**INSTRUCTIONS TO FOLLOW:**
Every entry that follows should be repeated exactly; drop the images.

__________________________________________________

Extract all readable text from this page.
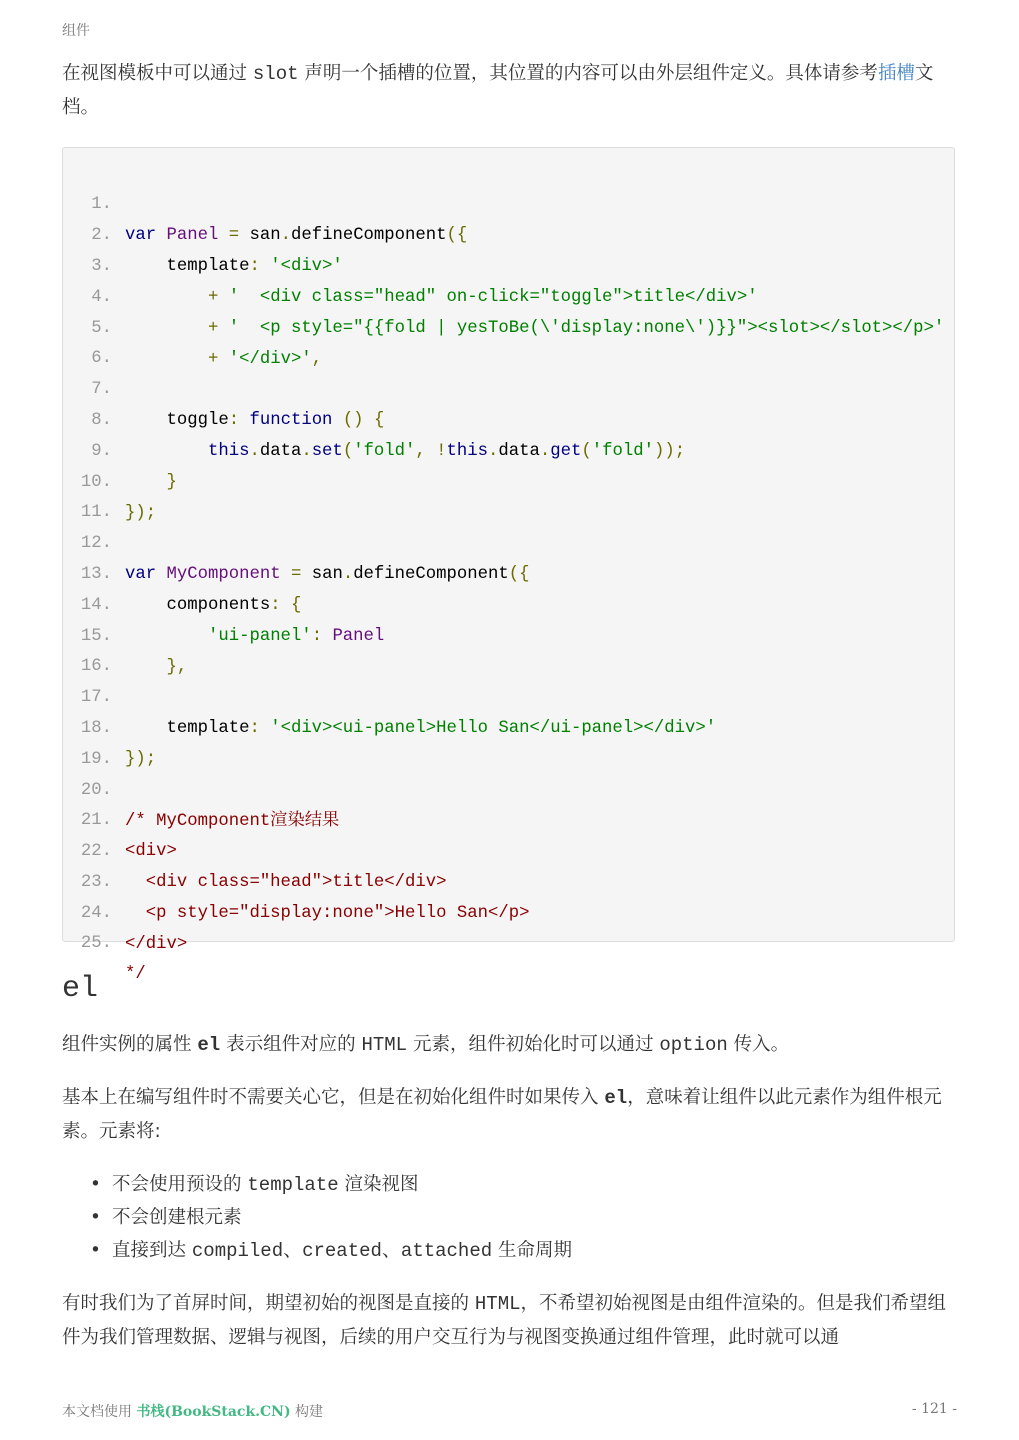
组件
在视图模板中可以通过 slot 声明一个插槽的位置，其位置的内容可以由外层组件定义。具体请参考插槽文档。

1.

var Panel = san.defineComponent({

2.

template: '<div>'

3.

+ '  <div class="head" on-click="toggle">title</div>'

4.

+ '  <p style="{{fold | yesToBe(\'display:none\')}}"><slot></slot></p>'

5.

+ '</div>',

6.

7.

toggle: function () {

8.

this.data.set('fold', !this.data.get('fold'));

9.

}

10.

});

11.

12.

var MyComponent = san.defineComponent({

13.

components: {

14.

'ui-panel': Panel

15.

},

16.

17.

template: '<div><ui-panel>Hello San</ui-panel></div>'

18.

});

19.

20.

/* MyComponent渲染结果

21.

<div>

22.

<div class="head">title</div>

23.

<p style="display:none">Hello San</p>

24.

</div>

25.

*/

el
组件实例的属性 el 表示组件对应的 HTML 元素，组件初始化时可以通过 option 传入。
基本上在编写组件时不需要关心它，但是在初始化组件时如果传入 el，意味着让组件以此元素作为组件根元素。元素将:
• 不会使用预设的 template 渲染视图
• 不会创建根元素
• 直接到达 compiled、created、attached 生命周期
有时我们为了首屏时间，期望初始的视图是直接的 HTML，不希望初始视图是由组件渲染的。但是我们希望组件为我们管理数据、逻辑与视图，后续的用户交互行为与视图变换通过组件管理，此时就可以通
本文档使用 书栈(BookStack.CN) 构建	- 121 -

__________________________________________________

**SOLUTION TO THE EXERCISE:**
Extract all readable text from this page.
组件
在视图模板中可以通过 slot 声明一个插槽的位置，其位置的内容可以由外层组件定义。具体请参考插槽文档。

1.

var Panel = san.defineComponent({

2.

template: '<div>'

3.

+ '  <div class="head" on-click="toggle">title</div>'

4.

+ '  <p style="{{fold | yesToBe(\'display:none\')}}"><slot></slot></p>'

5.

+ '</div>',

6.

7.

toggle: function () {

8.

this.data.set('fold', !this.data.get('fold'));

9.

}

10.

});

11.

12.

var MyComponent = san.defineComponent({

13.

components: {

14.

'ui-panel': Panel

15.

},

16.

17.

template: '<div><ui-panel>Hello San</ui-panel></div>'

18.

});

19.

20.

/* MyComponent渲染结果

21.

<div>

22.

<div class="head">title</div>

23.

<p style="display:none">Hello San</p>

24.

</div>

25.

*/

el
组件实例的属性 el 表示组件对应的 HTML 元素，组件初始化时可以通过 option 传入。
基本上在编写组件时不需要关心它，但是在初始化组件时如果传入 el，意味着让组件以此元素作为组件根元素。元素将:
• 不会使用预设的 template 渲染视图
• 不会创建根元素
• 直接到达 compiled、created、attached 生命周期
有时我们为了首屏时间，期望初始的视图是直接的 HTML，不希望初始视图是由组件渲染的。但是我们希望组件为我们管理数据、逻辑与视图，后续的用户交互行为与视图变换通过组件管理，此时就可以通
本文档使用 书栈(BookStack.CN) 构建	- 121 -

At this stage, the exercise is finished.